What you will do ::
A - According to the episode page on sales enablement, what is Ashton's job title at Salesforce?
B - Summarize the episode page on sales enablement in two sentences.
C - In the episode page on sales enablement, reproduce the wording verbatim, starting at "Operationalizing Enablement" and ending at "when it's unpopular.".

In this episode, we breakdown how to scale enablement, operationalize strategy, and support 13,000+ reps with clarity and confidence.
Meet our Guest
Ashton is a Director of SMB Enablement at Salesforce. With Deep roots in frontline sales and a track record leading enablement in high-growth companies like Slack, Ashton brings a rare blend of operational muscle and strategic clarity to enterprise SaaS.
This is the story of how Ashton moved from tactical execution to cross-functional strategy — and what it really takes to align 13,000 reps to a single vision.
Operationalizing Enablement
Background context: When Ashton Williams transitioned from rep to enablement leader, she brought more than just empathy. She brought urgency. At Salesforce, she leads a team that supports a massive, matrix-styled organization. She’s learned that in environments like this, being reactive isn't enough. You need frameworks, you need buy-in, and you must think at scale.
Key Insight #1: Scale forces strategy
Ashton’s advice for enablement pros stuck in the weeds: pretend you need to do it for 1,000 more reps.
That mindset shift forces you to prioritize, streamline, and think beyond quick fixes. Instead of getting pulled into endless frontline requests, Ashton encourages enablers to articulate trade-offs and risks — and advocate for forward-looking priorities, even when it's unpopular.
🎤 “Scale really forces you to think about strategy. You just don't have the option to be reactive anymore.” - Ashton Williams

Key Insight #2: Prioritization is a risk plan
In a complex organization like Salesforce, where priorities cascade from global, regional, and segment layers, Ashton uses a 3-part filter:
1. Strategic bets (e.g., new product launches)
2. Always-on programs (e.g., onboarding)
3. Long-term infrastructure (e.g., tech stack, content hygiene)
This approach helps her team confidently say no — and explain the reasoning behind it.

(Layout dataset entries)
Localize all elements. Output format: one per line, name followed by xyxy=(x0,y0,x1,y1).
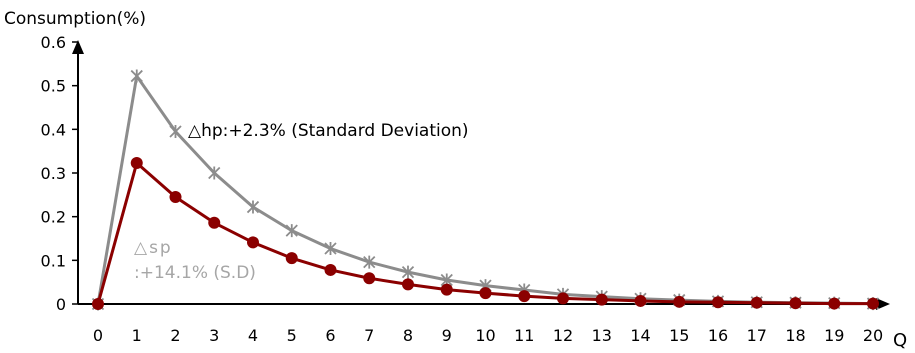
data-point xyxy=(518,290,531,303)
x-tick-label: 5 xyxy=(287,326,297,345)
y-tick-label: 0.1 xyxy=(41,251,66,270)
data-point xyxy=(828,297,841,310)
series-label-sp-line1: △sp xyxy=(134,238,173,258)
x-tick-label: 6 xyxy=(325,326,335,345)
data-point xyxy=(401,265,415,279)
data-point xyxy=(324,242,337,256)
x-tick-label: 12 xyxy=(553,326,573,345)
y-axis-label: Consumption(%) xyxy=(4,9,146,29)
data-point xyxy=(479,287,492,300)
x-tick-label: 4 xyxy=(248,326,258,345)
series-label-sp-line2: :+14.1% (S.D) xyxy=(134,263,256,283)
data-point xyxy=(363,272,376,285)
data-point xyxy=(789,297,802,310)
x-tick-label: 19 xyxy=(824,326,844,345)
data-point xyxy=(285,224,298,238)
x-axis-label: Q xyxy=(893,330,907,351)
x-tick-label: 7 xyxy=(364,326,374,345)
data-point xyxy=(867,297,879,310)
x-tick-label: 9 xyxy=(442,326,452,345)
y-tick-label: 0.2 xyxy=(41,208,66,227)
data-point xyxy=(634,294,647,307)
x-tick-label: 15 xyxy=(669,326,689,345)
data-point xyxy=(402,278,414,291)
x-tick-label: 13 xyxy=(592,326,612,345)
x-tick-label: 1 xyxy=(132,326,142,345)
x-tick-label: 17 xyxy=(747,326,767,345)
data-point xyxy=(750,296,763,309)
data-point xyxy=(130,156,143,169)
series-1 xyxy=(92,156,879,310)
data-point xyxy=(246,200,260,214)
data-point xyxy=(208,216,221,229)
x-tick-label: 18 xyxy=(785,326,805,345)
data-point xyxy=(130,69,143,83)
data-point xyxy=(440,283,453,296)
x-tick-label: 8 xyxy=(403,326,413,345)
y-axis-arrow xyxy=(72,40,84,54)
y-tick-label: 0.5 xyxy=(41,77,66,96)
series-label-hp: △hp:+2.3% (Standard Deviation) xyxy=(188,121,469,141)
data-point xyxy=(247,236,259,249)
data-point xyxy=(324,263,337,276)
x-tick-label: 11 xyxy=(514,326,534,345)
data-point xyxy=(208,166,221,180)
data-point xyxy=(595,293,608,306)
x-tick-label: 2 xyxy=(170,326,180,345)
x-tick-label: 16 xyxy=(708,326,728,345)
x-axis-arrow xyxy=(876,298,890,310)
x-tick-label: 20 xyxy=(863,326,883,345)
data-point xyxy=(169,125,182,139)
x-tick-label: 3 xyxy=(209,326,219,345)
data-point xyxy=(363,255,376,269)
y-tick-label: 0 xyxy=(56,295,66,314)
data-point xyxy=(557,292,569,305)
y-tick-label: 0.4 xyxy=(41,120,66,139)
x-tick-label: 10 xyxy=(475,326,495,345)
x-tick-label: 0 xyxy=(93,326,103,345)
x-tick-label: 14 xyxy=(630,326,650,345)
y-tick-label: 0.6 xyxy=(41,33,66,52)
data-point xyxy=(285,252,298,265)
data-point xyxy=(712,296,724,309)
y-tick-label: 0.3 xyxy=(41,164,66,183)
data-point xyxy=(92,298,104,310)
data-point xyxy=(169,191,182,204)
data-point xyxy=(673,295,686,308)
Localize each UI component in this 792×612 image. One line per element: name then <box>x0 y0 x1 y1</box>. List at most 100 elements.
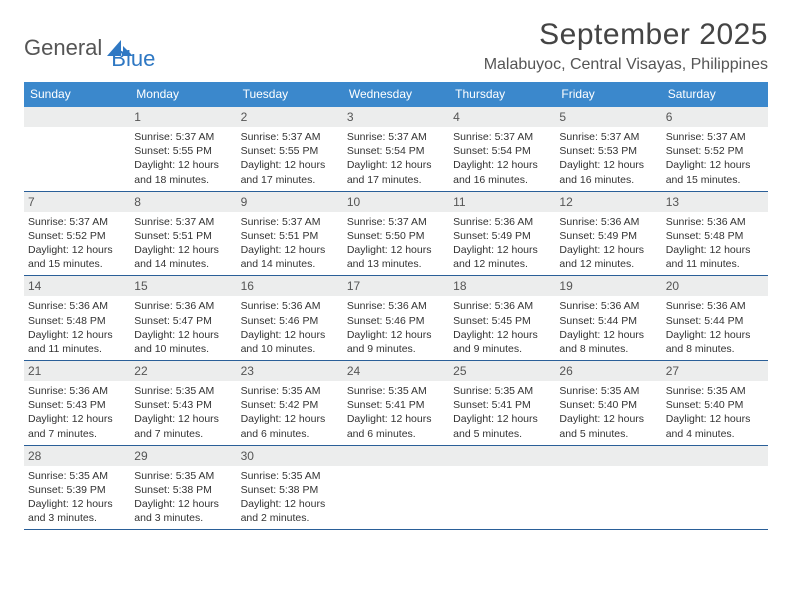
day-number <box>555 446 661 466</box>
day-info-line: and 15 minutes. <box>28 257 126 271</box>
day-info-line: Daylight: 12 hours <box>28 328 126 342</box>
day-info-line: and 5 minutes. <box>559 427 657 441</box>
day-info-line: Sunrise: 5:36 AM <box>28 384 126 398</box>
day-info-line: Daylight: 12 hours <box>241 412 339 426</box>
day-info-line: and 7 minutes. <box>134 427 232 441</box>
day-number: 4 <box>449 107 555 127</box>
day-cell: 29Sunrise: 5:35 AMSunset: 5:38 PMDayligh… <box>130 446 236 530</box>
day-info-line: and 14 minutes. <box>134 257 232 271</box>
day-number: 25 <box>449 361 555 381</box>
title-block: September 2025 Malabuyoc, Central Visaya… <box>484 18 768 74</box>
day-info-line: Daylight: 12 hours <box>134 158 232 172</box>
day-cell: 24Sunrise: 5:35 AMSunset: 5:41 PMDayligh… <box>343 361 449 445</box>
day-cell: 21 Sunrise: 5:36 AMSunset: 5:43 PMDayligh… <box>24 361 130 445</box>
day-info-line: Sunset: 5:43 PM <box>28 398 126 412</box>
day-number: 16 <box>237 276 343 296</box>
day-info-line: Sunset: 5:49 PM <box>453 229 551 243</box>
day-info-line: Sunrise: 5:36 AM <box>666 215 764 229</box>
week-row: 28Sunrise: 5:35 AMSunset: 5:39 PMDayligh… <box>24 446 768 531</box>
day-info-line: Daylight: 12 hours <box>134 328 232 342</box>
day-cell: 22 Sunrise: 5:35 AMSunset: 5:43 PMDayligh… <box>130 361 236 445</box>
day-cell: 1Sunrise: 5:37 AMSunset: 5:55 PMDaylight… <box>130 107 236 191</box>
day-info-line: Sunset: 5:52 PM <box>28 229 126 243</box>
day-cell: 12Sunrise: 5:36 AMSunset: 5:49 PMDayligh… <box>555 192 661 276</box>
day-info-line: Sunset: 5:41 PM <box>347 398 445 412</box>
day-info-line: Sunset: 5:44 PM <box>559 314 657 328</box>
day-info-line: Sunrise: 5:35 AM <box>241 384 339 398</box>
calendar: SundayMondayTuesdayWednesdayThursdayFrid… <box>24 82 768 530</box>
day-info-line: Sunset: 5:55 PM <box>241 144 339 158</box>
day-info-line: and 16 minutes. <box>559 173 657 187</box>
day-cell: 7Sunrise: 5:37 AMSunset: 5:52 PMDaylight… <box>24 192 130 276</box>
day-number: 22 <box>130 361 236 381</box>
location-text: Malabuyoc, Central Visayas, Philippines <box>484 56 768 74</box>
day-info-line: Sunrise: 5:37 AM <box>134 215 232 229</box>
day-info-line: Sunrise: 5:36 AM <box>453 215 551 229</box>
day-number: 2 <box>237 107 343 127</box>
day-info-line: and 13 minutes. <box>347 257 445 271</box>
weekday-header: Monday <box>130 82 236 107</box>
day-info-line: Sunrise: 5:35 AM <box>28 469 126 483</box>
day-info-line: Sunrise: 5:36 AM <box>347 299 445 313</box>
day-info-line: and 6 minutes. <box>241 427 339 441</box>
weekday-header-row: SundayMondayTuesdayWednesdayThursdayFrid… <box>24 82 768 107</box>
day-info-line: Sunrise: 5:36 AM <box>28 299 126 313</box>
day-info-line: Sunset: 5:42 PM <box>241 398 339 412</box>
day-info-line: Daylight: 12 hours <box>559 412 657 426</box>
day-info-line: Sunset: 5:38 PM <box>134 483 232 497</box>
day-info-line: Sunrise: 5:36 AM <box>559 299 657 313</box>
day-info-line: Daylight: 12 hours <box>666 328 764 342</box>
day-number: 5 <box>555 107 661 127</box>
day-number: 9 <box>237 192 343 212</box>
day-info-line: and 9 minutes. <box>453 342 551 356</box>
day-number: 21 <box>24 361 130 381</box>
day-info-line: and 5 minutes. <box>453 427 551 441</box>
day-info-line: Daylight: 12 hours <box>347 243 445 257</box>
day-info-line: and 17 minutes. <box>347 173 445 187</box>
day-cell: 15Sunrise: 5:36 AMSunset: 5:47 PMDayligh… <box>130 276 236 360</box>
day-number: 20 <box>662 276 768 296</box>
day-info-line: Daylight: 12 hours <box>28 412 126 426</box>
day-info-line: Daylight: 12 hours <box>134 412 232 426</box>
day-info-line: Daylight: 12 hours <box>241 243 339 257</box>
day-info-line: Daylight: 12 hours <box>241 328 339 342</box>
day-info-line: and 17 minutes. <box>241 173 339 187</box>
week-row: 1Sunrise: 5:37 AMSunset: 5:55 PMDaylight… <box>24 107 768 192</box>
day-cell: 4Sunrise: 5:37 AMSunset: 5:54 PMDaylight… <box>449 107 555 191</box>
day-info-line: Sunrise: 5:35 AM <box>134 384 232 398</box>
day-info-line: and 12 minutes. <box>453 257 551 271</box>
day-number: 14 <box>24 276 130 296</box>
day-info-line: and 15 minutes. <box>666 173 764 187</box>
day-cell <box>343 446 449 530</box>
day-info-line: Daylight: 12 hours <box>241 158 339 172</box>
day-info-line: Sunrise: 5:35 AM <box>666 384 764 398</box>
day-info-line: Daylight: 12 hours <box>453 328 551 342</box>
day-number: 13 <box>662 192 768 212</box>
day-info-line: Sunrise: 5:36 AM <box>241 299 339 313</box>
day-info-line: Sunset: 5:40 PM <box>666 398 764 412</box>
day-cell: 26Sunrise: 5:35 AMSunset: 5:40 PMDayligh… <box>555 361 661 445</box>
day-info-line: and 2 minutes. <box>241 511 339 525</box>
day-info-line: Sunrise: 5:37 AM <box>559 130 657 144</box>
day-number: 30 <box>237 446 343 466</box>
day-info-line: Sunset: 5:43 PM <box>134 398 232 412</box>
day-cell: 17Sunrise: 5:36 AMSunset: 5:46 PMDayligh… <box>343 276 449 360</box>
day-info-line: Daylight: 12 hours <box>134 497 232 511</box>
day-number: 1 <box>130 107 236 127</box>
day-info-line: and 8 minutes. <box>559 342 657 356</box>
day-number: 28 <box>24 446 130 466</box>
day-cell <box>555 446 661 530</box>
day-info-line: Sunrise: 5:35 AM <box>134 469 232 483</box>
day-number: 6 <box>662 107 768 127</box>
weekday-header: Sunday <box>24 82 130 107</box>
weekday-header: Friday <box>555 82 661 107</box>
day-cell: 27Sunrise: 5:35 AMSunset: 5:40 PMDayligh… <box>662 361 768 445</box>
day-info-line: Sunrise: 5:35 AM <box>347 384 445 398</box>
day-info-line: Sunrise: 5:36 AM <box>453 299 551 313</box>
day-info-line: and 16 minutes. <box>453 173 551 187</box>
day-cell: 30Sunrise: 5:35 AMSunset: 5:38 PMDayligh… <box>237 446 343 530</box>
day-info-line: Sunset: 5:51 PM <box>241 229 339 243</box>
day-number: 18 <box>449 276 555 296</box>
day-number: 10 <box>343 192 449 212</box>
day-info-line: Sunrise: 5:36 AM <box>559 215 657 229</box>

---

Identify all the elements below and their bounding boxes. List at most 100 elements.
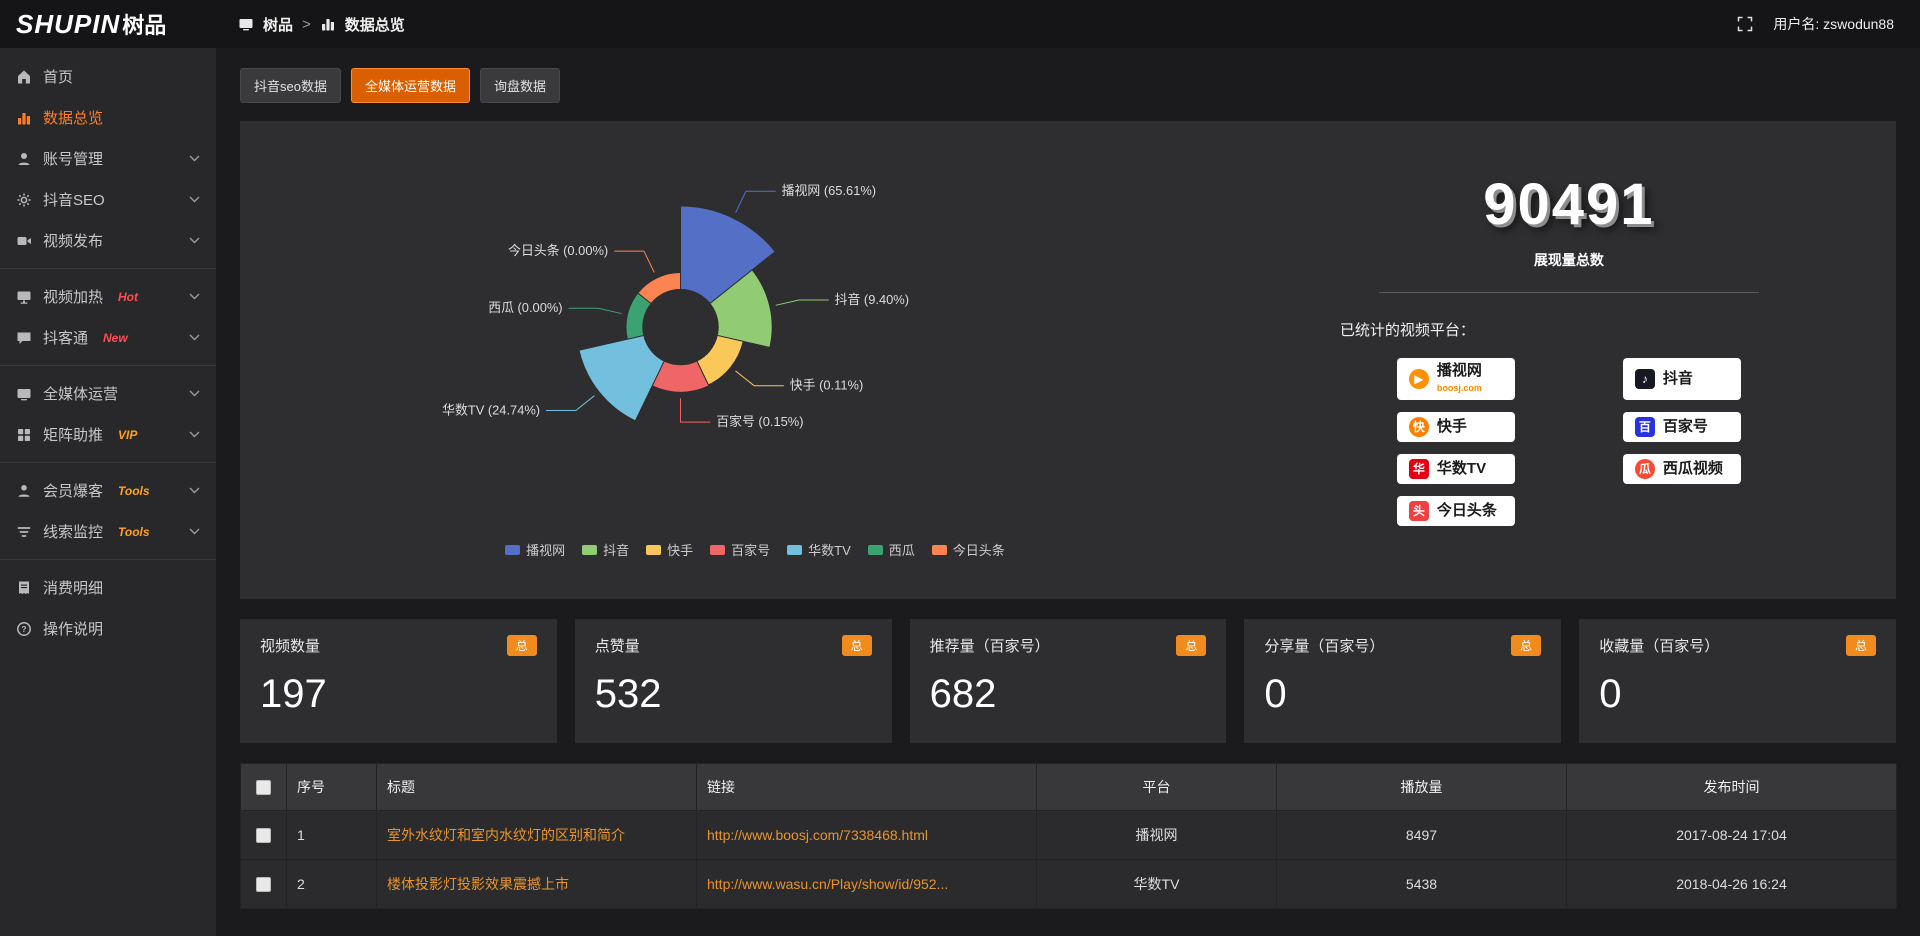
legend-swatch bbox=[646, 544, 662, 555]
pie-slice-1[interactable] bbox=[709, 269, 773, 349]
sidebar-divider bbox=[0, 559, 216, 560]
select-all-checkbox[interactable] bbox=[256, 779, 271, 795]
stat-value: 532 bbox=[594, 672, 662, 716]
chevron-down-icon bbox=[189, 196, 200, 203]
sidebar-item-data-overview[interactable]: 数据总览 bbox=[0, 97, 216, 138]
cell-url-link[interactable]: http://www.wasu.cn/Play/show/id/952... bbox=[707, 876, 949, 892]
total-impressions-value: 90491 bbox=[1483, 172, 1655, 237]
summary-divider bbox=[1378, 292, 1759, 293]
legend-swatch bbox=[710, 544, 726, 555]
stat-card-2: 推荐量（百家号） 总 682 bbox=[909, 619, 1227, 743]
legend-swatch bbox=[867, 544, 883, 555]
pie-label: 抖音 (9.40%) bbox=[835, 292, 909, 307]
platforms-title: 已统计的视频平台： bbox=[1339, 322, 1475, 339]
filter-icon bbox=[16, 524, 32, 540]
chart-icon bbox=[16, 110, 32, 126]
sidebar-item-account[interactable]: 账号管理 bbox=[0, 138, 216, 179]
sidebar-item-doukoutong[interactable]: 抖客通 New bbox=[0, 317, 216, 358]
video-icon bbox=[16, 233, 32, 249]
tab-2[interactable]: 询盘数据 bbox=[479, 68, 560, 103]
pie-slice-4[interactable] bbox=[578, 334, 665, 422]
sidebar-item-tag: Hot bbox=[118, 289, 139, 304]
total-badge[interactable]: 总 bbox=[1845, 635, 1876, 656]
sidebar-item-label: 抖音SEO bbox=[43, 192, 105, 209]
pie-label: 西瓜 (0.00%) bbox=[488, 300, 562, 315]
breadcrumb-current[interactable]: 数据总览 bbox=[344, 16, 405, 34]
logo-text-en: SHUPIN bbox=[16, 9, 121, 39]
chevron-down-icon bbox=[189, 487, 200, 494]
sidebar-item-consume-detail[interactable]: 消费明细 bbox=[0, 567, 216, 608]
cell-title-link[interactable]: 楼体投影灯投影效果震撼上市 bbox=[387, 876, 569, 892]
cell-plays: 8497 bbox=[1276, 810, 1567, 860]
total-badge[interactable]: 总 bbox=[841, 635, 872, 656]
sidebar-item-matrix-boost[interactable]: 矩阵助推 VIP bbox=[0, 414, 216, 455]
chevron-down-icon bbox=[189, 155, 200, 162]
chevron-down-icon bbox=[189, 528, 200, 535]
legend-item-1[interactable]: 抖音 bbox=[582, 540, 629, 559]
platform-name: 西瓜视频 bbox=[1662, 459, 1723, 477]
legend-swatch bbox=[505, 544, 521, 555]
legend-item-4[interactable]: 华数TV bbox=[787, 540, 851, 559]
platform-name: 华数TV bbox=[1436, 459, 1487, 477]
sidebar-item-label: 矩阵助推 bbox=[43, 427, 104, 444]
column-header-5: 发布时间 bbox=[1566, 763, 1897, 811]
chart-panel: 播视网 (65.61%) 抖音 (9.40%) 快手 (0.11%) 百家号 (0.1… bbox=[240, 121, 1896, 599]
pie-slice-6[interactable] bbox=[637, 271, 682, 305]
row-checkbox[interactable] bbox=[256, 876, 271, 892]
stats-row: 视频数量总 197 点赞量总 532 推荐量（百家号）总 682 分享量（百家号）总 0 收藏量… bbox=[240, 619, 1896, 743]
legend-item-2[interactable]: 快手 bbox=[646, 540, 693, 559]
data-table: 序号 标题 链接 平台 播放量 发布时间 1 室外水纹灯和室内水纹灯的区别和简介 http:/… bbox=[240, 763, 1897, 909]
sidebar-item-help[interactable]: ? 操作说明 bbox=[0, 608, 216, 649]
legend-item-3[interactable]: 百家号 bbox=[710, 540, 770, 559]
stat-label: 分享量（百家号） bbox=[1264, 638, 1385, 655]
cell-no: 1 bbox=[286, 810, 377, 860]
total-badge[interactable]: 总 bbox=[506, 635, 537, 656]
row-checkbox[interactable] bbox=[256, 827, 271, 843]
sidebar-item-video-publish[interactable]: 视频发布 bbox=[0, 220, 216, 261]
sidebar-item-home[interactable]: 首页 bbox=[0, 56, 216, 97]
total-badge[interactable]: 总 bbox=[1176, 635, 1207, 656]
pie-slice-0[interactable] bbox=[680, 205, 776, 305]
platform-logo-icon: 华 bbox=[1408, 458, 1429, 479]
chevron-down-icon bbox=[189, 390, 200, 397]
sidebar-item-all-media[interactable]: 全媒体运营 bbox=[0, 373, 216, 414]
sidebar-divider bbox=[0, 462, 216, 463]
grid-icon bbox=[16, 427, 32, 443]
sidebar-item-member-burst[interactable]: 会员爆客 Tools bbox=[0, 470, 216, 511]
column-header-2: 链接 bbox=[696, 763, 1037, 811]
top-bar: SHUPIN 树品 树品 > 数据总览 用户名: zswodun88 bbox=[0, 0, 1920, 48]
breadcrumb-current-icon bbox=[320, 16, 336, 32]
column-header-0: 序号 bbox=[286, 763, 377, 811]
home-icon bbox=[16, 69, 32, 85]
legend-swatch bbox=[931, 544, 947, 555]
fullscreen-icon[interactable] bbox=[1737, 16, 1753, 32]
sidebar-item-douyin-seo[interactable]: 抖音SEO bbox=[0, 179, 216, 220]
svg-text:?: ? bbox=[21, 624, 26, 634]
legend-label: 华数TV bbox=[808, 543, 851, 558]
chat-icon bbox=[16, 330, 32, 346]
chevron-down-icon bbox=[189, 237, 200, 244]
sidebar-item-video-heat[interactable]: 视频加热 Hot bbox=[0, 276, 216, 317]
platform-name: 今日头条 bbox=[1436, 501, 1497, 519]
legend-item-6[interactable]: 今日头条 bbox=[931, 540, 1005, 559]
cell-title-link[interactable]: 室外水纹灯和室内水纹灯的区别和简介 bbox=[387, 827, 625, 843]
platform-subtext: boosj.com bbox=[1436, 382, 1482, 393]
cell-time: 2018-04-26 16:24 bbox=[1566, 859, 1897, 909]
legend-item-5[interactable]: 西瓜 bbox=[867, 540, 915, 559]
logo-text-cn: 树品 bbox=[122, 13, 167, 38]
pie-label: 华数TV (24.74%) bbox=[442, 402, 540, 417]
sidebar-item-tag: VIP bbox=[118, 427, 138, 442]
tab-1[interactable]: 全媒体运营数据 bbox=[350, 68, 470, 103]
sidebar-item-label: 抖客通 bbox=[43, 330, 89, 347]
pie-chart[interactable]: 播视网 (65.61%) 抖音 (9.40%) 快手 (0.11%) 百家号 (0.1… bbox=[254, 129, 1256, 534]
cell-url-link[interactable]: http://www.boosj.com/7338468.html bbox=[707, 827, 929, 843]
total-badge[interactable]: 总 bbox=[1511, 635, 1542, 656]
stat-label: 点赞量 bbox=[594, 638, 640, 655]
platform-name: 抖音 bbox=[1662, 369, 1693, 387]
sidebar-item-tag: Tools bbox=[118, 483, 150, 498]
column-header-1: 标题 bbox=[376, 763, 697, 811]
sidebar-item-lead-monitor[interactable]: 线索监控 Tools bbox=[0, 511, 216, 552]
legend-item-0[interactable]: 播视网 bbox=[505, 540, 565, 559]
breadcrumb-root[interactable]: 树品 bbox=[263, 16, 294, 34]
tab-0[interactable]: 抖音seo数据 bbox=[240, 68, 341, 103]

Per-task outputs ::
A - Director of SMB Enablement

B - The episode features Ashton Williams, a Director of SMB Enablement at Salesforce with frontline sales roots and enablement experience at companies like Slack, who explains how to scale enablement and support more than 13,000 reps. Ashton argues that scale forces strategy rather than reactive work, and uses a three-part prioritization filter of strategic bets, always-on programs, and long-term infrastructure to help the team say no and explain why.

C -
Operationalizing Enablement
Background context: When Ashton Williams transitioned from rep to enablement leader, she brought more than just empathy. She brought urgency. At Salesforce, she leads a team that supports a massive, matrix-styled organization. She’s learned that in environments like this, being reactive isn't enough. You need frameworks, you need buy-in, and you must think at scale.
Key Insight #1: Scale forces strategy
Ashton’s advice for enablement pros stuck in the weeds: pretend you need to do it for 1,000 more reps.
That mindset shift forces you to prioritize, streamline, and think beyond quick fixes. Instead of getting pulled into endless frontline requests, Ashton encourages enablers to articulate trade-offs and risks — and advocate for forward-looking priorities, even when it's unpopular.